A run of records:
+++

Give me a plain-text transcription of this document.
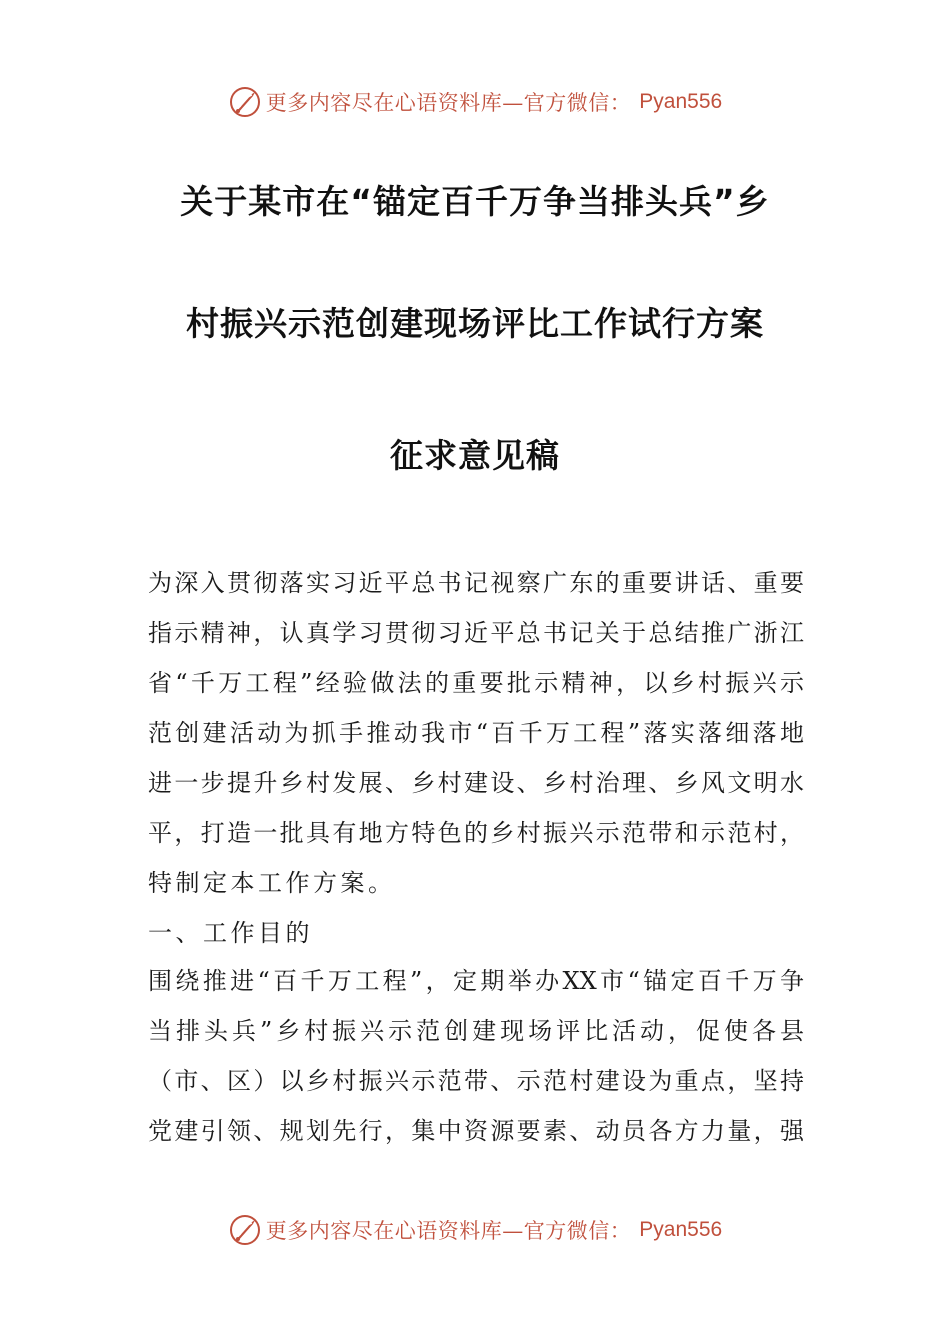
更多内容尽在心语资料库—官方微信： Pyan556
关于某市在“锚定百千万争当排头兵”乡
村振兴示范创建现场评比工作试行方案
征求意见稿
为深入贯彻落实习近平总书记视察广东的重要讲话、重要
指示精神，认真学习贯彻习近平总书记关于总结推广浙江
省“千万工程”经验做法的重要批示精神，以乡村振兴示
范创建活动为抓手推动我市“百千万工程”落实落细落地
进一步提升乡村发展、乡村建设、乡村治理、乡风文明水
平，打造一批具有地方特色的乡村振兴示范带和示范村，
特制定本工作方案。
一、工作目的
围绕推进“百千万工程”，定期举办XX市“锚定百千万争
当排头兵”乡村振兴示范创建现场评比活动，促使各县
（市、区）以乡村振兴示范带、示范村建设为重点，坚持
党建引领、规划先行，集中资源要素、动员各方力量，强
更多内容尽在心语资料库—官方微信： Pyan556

+++

■ **Work to be completed**
Restate the full listing verbatim and drop every picture.

■ **Written solution**
Give me a plain-text transcription of this document.
更多内容尽在心语资料库—官方微信： Pyan556
关于某市在“锚定百千万争当排头兵”乡
村振兴示范创建现场评比工作试行方案
征求意见稿
为深入贯彻落实习近平总书记视察广东的重要讲话、重要
指示精神，认真学习贯彻习近平总书记关于总结推广浙江
省“千万工程”经验做法的重要批示精神，以乡村振兴示
范创建活动为抓手推动我市“百千万工程”落实落细落地
进一步提升乡村发展、乡村建设、乡村治理、乡风文明水
平，打造一批具有地方特色的乡村振兴示范带和示范村，
特制定本工作方案。
一、工作目的
围绕推进“百千万工程”，定期举办XX市“锚定百千万争
当排头兵”乡村振兴示范创建现场评比活动，促使各县
（市、区）以乡村振兴示范带、示范村建设为重点，坚持
党建引领、规划先行，集中资源要素、动员各方力量，强
更多内容尽在心语资料库—官方微信： Pyan556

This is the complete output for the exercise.